* **Directions for this task**:
In the listing below, locate the lines bearing the word "icon". Copy every one of them.

Some records:
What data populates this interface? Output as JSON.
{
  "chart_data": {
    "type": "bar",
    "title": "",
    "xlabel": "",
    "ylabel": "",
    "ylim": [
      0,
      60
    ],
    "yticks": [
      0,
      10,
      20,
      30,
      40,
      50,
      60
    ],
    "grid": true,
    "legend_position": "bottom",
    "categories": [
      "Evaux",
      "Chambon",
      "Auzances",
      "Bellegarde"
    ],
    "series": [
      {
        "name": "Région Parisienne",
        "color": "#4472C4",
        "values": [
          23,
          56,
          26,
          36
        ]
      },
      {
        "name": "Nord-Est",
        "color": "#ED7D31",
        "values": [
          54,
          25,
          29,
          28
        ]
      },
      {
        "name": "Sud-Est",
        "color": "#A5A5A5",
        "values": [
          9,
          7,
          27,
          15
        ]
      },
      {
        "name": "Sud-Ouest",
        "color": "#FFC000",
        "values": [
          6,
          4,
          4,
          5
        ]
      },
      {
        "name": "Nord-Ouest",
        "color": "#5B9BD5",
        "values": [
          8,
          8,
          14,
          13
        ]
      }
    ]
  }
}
...
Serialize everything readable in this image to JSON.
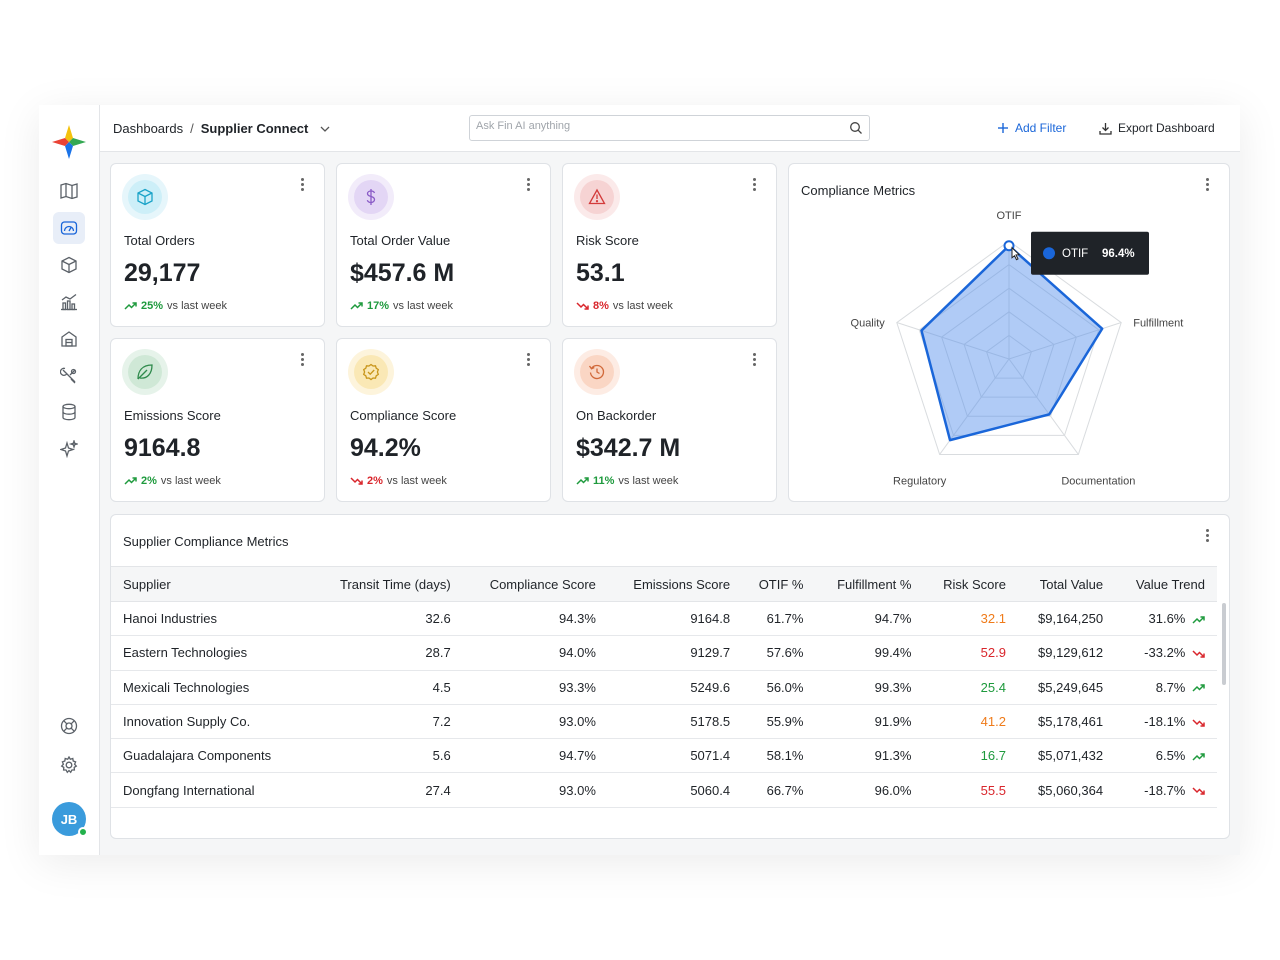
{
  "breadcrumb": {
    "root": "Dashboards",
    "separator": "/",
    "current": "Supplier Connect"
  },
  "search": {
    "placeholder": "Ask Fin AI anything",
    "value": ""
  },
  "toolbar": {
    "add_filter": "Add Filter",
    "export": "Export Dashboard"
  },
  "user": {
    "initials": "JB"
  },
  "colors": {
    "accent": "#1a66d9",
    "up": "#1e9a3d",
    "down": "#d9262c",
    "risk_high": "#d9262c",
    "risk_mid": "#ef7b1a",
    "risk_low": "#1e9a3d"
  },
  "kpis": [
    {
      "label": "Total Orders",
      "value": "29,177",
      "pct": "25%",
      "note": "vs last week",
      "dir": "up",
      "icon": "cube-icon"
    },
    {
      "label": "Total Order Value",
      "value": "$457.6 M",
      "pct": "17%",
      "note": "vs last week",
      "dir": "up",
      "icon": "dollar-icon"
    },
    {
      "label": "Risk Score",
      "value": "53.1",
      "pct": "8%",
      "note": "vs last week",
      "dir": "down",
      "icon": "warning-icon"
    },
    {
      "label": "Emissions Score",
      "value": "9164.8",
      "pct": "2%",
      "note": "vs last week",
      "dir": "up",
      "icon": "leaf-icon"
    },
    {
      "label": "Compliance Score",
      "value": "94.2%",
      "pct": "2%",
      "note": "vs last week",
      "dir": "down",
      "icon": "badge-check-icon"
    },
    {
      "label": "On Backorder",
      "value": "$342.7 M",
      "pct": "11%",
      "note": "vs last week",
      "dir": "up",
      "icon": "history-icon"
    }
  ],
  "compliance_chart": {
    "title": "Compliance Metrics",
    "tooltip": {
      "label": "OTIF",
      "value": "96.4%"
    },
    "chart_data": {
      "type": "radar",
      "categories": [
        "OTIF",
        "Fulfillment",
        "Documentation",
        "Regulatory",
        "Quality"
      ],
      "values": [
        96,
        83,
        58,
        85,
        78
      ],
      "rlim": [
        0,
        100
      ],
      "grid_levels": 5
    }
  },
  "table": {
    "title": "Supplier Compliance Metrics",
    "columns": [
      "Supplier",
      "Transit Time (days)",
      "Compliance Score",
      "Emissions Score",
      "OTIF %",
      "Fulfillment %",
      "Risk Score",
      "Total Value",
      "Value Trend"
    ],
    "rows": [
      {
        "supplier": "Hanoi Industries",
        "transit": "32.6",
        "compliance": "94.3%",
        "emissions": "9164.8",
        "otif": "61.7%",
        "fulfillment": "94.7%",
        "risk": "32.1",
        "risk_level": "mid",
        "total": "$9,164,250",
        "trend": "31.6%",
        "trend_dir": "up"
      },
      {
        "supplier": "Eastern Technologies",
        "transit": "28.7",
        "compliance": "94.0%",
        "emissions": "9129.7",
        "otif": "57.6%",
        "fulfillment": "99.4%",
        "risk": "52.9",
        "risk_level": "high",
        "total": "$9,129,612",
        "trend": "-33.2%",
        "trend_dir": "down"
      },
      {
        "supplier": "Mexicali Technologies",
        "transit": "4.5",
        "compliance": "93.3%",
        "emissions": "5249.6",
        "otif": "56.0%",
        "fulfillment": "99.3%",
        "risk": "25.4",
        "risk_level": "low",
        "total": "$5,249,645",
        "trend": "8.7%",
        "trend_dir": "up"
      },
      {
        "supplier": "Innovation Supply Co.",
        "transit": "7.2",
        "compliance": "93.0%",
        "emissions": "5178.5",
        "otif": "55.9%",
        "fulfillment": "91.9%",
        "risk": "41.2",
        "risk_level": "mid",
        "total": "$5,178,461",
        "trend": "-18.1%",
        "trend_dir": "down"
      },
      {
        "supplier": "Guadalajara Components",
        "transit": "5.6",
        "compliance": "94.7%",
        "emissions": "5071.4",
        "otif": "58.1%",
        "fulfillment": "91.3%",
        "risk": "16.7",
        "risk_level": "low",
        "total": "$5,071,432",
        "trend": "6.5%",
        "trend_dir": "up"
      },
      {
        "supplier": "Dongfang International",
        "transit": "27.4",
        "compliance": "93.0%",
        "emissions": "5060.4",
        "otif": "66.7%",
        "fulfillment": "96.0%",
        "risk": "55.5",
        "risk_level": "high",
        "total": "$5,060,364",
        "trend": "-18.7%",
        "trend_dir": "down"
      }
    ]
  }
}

* **Reply**:
      "icon": "cube-icon"
      "icon": "dollar-icon"
      "icon": "warning-icon"
      "icon": "leaf-icon"
      "icon": "badge-check-icon"
      "icon": "history-icon"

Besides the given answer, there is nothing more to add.